**WORK INSTRUCTIONS**
All of the data needs to come back exactly as written.

(DATA Opens)

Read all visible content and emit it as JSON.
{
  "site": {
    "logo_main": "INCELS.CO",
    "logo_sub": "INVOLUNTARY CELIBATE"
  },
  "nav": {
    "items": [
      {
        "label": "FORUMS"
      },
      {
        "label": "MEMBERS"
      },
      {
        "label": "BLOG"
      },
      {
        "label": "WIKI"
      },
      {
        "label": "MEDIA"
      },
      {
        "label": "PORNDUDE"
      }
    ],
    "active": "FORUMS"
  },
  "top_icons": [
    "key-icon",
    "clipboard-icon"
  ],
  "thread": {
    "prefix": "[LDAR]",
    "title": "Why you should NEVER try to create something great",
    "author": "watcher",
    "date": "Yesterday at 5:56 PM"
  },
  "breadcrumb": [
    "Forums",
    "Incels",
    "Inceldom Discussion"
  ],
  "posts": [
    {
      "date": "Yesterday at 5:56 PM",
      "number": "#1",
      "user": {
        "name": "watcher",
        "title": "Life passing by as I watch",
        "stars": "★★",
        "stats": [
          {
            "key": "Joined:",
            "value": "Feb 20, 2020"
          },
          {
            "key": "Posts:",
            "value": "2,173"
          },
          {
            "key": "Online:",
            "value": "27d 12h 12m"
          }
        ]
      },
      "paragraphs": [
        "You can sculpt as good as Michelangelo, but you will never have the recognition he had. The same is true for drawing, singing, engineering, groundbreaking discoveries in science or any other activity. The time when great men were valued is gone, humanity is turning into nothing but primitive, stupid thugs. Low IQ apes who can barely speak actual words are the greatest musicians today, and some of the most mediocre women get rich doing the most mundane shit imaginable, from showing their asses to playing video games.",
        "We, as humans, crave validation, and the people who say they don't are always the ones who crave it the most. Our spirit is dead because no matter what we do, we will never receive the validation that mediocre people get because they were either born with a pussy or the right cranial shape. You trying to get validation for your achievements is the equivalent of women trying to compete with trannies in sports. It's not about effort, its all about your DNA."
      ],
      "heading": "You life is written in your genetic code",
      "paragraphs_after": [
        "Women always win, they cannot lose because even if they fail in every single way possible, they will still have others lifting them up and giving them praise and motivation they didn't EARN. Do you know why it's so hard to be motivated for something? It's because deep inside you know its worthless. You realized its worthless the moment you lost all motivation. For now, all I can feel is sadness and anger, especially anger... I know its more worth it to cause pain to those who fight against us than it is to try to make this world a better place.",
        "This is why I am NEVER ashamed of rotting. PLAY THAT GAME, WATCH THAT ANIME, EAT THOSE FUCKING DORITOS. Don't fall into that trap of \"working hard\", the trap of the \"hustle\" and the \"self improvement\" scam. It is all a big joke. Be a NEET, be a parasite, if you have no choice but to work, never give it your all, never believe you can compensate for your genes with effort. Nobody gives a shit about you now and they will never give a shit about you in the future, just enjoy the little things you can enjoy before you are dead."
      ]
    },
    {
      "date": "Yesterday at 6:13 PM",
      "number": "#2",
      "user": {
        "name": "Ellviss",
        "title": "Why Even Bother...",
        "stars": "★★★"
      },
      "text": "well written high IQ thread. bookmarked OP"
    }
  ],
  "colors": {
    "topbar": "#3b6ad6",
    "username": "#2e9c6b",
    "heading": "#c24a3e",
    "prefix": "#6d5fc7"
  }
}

(DATA Closes)

**ANSWER**
Read all visible content and emit it as JSON.
{
  "site": {
    "logo_main": "INCELS.CO",
    "logo_sub": "INVOLUNTARY CELIBATE"
  },
  "nav": {
    "items": [
      {
        "label": "FORUMS"
      },
      {
        "label": "MEMBERS"
      },
      {
        "label": "BLOG"
      },
      {
        "label": "WIKI"
      },
      {
        "label": "MEDIA"
      },
      {
        "label": "PORNDUDE"
      }
    ],
    "active": "FORUMS"
  },
  "top_icons": [
    "key-icon",
    "clipboard-icon"
  ],
  "thread": {
    "prefix": "[LDAR]",
    "title": "Why you should NEVER try to create something great",
    "author": "watcher",
    "date": "Yesterday at 5:56 PM"
  },
  "breadcrumb": [
    "Forums",
    "Incels",
    "Inceldom Discussion"
  ],
  "posts": [
    {
      "date": "Yesterday at 5:56 PM",
      "number": "#1",
      "user": {
        "name": "watcher",
        "title": "Life passing by as I watch",
        "stars": "★★",
        "stats": [
          {
            "key": "Joined:",
            "value": "Feb 20, 2020"
          },
          {
            "key": "Posts:",
            "value": "2,173"
          },
          {
            "key": "Online:",
            "value": "27d 12h 12m"
          }
        ]
      },
      "paragraphs": [
        "You can sculpt as good as Michelangelo, but you will never have the recognition he had. The same is true for drawing, singing, engineering, groundbreaking discoveries in science or any other activity. The time when great men were valued is gone, humanity is turning into nothing but primitive, stupid thugs. Low IQ apes who can barely speak actual words are the greatest musicians today, and some of the most mediocre women get rich doing the most mundane shit imaginable, from showing their asses to playing video games.",
        "We, as humans, crave validation, and the people who say they don't are always the ones who crave it the most. Our spirit is dead because no matter what we do, we will never receive the validation that mediocre people get because they were either born with a pussy or the right cranial shape. You trying to get validation for your achievements is the equivalent of women trying to compete with trannies in sports. It's not about effort, its all about your DNA."
      ],
      "heading": "You life is written in your genetic code",
      "paragraphs_after": [
        "Women always win, they cannot lose because even if they fail in every single way possible, they will still have others lifting them up and giving them praise and motivation they didn't EARN. Do you know why it's so hard to be motivated for something? It's because deep inside you know its worthless. You realized its worthless the moment you lost all motivation. For now, all I can feel is sadness and anger, especially anger... I know its more worth it to cause pain to those who fight against us than it is to try to make this world a better place.",
        "This is why I am NEVER ashamed of rotting. PLAY THAT GAME, WATCH THAT ANIME, EAT THOSE FUCKING DORITOS. Don't fall into that trap of \"working hard\", the trap of the \"hustle\" and the \"self improvement\" scam. It is all a big joke. Be a NEET, be a parasite, if you have no choice but to work, never give it your all, never believe you can compensate for your genes with effort. Nobody gives a shit about you now and they will never give a shit about you in the future, just enjoy the little things you can enjoy before you are dead."
      ]
    },
    {
      "date": "Yesterday at 6:13 PM",
      "number": "#2",
      "user": {
        "name": "Ellviss",
        "title": "Why Even Bother...",
        "stars": "★★★"
      },
      "text": "well written high IQ thread. bookmarked OP"
    }
  ],
  "colors": {
    "topbar": "#3b6ad6",
    "username": "#2e9c6b",
    "heading": "#c24a3e",
    "prefix": "#6d5fc7"
  }
}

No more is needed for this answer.